## PASSAGE SHOWN
┄┄┄┄┄┄┄┄┄┄┄┄┄┄┄┄┄┄┄┄

Shackleton whisky

Original bottle of Mackinlay's Highland Malt.

One hundred and five years ago this week, Sir Ernest Shackleton and his exploration team on the Nimrod ship got stuck 20 miles away from their landing point in the McMurdo Sound due to the frozen sea. This was to be one of a huge number of difficulties faced by the explorer and his team, who had left the UK in summer 1907 to try and make it to the South Pole.

Their story has been re-told numerous times in the more than century since and those in the whisky world or who enjoy a fine dram now and again will likely have come across the story of the discovery back in 2007 of the team’s remaining bottles of Mackinlay’s Rare Old Highland Malt frozen solid underneath the hut where the group lived for 12 months during their Antarctic explorations.

In case you haven’t heard about it then, in short, the whisky – found by the New Zealand Antarctic Heritage Trust – was flown out of the Antarctic after its discovery and carefully thawed. In 2011, three of the bottles were flown “home” to Scotland to undergo intensive analysis so that Richard Paterson – master blender at Whyte & Mackay, which owns the Mackinlay brand – could recreate the whisky.

┄┄┄┄┄┄┄┄┄┄┄┄┄┄┄┄┄┄┄┄

Dataset items:
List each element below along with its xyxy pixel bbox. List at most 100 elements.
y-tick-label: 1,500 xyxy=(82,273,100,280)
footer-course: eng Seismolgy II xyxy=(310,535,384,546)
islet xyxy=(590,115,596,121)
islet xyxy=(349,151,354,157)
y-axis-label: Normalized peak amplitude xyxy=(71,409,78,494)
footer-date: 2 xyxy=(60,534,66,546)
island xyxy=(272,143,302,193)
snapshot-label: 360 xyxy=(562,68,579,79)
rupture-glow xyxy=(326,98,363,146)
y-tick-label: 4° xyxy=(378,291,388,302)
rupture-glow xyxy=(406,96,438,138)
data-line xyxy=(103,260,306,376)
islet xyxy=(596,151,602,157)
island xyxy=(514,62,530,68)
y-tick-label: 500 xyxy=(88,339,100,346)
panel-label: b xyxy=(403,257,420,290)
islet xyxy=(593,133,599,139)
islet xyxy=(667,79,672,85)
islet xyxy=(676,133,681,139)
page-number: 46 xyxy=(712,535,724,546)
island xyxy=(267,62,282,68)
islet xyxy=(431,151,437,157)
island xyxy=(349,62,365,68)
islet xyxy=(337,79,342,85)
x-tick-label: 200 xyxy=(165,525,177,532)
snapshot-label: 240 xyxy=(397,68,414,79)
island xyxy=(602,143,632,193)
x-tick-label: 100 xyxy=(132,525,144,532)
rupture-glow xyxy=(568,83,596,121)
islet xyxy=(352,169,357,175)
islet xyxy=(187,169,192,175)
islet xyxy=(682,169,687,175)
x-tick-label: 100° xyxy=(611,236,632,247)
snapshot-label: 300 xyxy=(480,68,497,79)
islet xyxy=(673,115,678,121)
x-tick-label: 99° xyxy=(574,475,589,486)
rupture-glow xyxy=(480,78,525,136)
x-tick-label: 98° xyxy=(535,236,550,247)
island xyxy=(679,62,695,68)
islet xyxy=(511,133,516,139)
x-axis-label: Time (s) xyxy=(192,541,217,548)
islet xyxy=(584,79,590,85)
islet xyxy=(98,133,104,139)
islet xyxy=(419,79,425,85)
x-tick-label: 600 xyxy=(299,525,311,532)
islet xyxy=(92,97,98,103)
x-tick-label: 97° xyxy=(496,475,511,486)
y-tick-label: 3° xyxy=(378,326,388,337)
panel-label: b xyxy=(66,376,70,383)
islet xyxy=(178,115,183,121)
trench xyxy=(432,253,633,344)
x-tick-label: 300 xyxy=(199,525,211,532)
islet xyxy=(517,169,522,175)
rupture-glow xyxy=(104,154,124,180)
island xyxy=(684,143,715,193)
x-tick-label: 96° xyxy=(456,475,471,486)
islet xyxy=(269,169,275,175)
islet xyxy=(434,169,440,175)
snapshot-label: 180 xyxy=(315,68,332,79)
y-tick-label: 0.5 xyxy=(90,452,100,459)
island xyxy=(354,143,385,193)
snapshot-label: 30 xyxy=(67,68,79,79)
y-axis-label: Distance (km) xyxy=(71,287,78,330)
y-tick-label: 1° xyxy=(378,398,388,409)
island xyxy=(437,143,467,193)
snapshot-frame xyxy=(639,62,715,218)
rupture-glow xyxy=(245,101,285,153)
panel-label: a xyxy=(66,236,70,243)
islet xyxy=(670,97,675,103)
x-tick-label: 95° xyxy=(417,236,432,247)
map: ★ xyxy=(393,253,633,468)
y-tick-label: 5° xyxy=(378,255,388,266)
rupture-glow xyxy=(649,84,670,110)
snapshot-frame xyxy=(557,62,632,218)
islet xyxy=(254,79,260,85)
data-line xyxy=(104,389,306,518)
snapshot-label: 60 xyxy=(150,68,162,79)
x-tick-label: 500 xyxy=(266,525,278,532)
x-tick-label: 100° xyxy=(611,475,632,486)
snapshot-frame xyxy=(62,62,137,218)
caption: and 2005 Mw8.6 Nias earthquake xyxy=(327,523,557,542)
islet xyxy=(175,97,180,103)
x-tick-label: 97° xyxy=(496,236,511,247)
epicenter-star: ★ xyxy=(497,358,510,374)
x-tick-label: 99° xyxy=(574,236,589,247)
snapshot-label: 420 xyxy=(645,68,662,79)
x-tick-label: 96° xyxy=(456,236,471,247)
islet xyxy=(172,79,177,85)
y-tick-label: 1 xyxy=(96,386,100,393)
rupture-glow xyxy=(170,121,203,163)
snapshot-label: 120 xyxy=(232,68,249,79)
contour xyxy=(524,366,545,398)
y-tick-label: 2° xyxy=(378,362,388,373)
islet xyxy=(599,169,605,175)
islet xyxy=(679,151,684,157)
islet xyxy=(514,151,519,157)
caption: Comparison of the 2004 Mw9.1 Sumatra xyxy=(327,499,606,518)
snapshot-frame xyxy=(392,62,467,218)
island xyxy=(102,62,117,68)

┄┄┄┄┄┄┄┄┄┄┄┄┄┄┄┄┄┄┄┄

## YOUR TASKS
[1] Summarize the Shackleton whisky passage in two sentences.
[2] Edit the Shackleton whisky passage from "One hundred and" up to and including "the South Pole.", putting "adventurer" in place of "explorer".

## SOLUTIONS BELOW
[1] More than a century ago, Sir Ernest Shackleton's Nimrod team, which had left the UK in summer 1907 to try to reach the South Pole, got stuck 20 miles from its landing point in McMurdo Sound because of the frozen sea. In 2007 the New Zealand Antarctic Heritage Trust found the team's remaining bottles of Mackinlay's Rare Old Highland Malt frozen under the group's hut, and in 2011 three bottles were flown to Scotland for analysis so that master blender Richard Paterson could recreate the whisky.

[2]
One hundred and five years ago this week, Sir Ernest Shackleton and his exploration team on the Nimrod ship got stuck 20 miles away from their landing point in the McMurdo Sound due to the frozen sea. This was to be one of a huge number of difficulties faced by the adventurer and his team, who had left the UK in summer 1907 to try and make it to the South Pole.